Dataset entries
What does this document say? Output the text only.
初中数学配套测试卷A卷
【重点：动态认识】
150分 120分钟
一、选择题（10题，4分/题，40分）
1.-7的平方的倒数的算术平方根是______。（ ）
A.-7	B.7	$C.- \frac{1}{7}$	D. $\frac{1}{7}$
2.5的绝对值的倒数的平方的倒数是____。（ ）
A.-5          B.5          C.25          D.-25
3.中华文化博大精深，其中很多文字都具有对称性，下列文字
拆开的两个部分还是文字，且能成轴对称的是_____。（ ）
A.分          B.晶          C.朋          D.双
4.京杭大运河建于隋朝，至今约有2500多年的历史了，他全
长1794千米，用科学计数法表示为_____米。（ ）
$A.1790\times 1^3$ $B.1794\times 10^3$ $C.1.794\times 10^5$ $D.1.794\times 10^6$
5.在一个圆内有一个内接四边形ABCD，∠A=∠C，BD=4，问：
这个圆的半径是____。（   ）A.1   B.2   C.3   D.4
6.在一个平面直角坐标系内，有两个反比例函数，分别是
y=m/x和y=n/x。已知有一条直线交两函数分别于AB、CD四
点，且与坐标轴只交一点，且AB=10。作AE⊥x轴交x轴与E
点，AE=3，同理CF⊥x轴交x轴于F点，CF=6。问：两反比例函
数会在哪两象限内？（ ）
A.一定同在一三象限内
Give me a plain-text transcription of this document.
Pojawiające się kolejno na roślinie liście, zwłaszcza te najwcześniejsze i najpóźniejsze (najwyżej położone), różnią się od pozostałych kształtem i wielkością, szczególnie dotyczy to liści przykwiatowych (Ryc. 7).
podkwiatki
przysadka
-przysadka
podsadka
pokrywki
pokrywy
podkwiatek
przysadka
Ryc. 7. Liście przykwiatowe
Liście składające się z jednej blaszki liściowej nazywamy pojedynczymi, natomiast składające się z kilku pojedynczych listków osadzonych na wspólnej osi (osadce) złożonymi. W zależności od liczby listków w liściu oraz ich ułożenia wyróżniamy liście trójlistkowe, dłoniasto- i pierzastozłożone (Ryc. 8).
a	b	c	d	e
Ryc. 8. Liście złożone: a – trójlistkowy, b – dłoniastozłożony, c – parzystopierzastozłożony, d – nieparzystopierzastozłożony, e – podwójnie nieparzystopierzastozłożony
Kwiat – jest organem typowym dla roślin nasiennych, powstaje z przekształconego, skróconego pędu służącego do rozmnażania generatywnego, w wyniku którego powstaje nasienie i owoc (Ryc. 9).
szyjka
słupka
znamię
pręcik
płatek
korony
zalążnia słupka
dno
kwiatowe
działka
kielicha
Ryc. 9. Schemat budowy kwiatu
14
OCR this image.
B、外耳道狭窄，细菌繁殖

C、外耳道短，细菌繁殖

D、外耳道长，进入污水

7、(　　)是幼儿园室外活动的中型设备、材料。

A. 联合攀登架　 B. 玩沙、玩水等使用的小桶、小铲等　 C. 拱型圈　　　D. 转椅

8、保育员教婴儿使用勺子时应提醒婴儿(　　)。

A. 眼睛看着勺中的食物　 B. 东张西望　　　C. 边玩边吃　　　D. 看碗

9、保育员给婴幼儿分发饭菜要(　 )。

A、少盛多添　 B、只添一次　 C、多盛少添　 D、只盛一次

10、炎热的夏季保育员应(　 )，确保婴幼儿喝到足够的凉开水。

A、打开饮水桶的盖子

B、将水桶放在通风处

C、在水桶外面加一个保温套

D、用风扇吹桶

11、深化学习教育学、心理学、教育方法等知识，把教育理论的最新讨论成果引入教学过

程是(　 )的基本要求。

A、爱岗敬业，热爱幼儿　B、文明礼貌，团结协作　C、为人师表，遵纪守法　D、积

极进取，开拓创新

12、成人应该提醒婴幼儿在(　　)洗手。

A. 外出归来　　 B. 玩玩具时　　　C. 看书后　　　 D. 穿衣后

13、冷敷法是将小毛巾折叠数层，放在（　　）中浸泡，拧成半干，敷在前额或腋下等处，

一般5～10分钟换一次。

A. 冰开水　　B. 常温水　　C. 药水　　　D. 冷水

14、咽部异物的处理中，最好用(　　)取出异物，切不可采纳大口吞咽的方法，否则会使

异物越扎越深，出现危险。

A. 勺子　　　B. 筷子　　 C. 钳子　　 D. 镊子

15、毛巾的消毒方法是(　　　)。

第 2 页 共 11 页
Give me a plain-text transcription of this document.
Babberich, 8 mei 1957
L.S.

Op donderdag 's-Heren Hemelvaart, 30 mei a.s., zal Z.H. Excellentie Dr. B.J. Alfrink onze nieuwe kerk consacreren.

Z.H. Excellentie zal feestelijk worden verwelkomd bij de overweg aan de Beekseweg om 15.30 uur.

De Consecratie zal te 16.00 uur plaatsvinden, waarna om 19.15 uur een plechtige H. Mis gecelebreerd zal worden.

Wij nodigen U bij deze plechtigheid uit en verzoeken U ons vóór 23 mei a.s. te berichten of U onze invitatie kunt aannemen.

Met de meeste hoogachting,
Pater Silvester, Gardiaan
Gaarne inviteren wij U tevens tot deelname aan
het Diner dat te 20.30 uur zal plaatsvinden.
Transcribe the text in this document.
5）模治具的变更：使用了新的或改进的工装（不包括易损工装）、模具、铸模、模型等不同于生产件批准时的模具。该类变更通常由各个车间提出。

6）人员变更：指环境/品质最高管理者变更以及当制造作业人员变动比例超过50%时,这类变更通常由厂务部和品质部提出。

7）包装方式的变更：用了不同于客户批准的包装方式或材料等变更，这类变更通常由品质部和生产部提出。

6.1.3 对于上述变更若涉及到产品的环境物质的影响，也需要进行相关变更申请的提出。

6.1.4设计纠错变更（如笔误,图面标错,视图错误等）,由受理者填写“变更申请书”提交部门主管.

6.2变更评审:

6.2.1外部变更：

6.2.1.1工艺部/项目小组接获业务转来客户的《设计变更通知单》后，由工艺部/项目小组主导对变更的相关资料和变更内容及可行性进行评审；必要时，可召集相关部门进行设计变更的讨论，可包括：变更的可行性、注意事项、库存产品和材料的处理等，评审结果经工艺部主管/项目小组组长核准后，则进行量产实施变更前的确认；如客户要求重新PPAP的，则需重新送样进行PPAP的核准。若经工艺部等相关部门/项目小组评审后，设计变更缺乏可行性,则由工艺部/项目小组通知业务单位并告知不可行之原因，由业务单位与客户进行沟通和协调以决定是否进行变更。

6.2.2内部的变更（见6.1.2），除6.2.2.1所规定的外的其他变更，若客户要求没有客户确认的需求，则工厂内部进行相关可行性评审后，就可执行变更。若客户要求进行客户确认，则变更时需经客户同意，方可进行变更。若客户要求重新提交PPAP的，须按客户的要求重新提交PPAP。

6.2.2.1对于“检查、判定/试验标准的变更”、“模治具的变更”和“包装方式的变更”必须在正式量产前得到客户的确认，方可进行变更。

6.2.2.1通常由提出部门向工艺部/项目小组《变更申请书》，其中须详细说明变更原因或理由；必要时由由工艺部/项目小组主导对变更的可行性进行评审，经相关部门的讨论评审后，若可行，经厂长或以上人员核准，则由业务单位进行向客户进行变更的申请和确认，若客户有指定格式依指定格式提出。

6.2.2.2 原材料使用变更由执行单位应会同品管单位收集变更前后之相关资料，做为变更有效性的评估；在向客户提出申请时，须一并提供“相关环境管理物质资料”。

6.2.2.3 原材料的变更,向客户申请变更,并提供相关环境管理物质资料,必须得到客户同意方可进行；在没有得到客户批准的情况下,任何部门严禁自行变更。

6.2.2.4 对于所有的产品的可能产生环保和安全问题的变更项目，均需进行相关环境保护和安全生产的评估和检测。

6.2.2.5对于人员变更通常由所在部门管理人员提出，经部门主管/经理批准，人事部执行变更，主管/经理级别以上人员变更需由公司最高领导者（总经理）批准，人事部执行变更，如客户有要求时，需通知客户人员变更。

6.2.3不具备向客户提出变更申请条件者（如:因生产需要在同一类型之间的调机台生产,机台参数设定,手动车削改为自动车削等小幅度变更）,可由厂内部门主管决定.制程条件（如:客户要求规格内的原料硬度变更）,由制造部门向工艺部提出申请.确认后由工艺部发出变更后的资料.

TASK DETAILS: Beginning at the line containing "Transcribe the text in this document.", repeat each line exactly through the last line of the entries, and include no other lines.

EXERCISE ANSWER:
Transcribe the text in this document.
5）模治具的变更：使用了新的或改进的工装（不包括易损工装）、模具、铸模、模型等不同于生产件批准时的模具。该类变更通常由各个车间提出。

6）人员变更：指环境/品质最高管理者变更以及当制造作业人员变动比例超过50%时,这类变更通常由厂务部和品质部提出。

7）包装方式的变更：用了不同于客户批准的包装方式或材料等变更，这类变更通常由品质部和生产部提出。

6.1.3 对于上述变更若涉及到产品的环境物质的影响，也需要进行相关变更申请的提出。

6.1.4设计纠错变更（如笔误,图面标错,视图错误等）,由受理者填写“变更申请书”提交部门主管.

6.2变更评审:

6.2.1外部变更：

6.2.1.1工艺部/项目小组接获业务转来客户的《设计变更通知单》后，由工艺部/项目小组主导对变更的相关资料和变更内容及可行性进行评审；必要时，可召集相关部门进行设计变更的讨论，可包括：变更的可行性、注意事项、库存产品和材料的处理等，评审结果经工艺部主管/项目小组组长核准后，则进行量产实施变更前的确认；如客户要求重新PPAP的，则需重新送样进行PPAP的核准。若经工艺部等相关部门/项目小组评审后，设计变更缺乏可行性,则由工艺部/项目小组通知业务单位并告知不可行之原因，由业务单位与客户进行沟通和协调以决定是否进行变更。

6.2.2内部的变更（见6.1.2），除6.2.2.1所规定的外的其他变更，若客户要求没有客户确认的需求，则工厂内部进行相关可行性评审后，就可执行变更。若客户要求进行客户确认，则变更时需经客户同意，方可进行变更。若客户要求重新提交PPAP的，须按客户的要求重新提交PPAP。

6.2.2.1对于“检查、判定/试验标准的变更”、“模治具的变更”和“包装方式的变更”必须在正式量产前得到客户的确认，方可进行变更。

6.2.2.1通常由提出部门向工艺部/项目小组《变更申请书》，其中须详细说明变更原因或理由；必要时由由工艺部/项目小组主导对变更的可行性进行评审，经相关部门的讨论评审后，若可行，经厂长或以上人员核准，则由业务单位进行向客户进行变更的申请和确认，若客户有指定格式依指定格式提出。

6.2.2.2 原材料使用变更由执行单位应会同品管单位收集变更前后之相关资料，做为变更有效性的评估；在向客户提出申请时，须一并提供“相关环境管理物质资料”。

6.2.2.3 原材料的变更,向客户申请变更,并提供相关环境管理物质资料,必须得到客户同意方可进行；在没有得到客户批准的情况下,任何部门严禁自行变更。

6.2.2.4 对于所有的产品的可能产生环保和安全问题的变更项目，均需进行相关环境保护和安全生产的评估和检测。

6.2.2.5对于人员变更通常由所在部门管理人员提出，经部门主管/经理批准，人事部执行变更，主管/经理级别以上人员变更需由公司最高领导者（总经理）批准，人事部执行变更，如客户有要求时，需通知客户人员变更。

6.2.3不具备向客户提出变更申请条件者（如:因生产需要在同一类型之间的调机台生产,机台参数设定,手动车削改为自动车削等小幅度变更）,可由厂内部门主管决定.制程条件（如:客户要求规格内的原料硬度变更）,由制造部门向工艺部提出申请.确认后由工艺部发出变更后的资料.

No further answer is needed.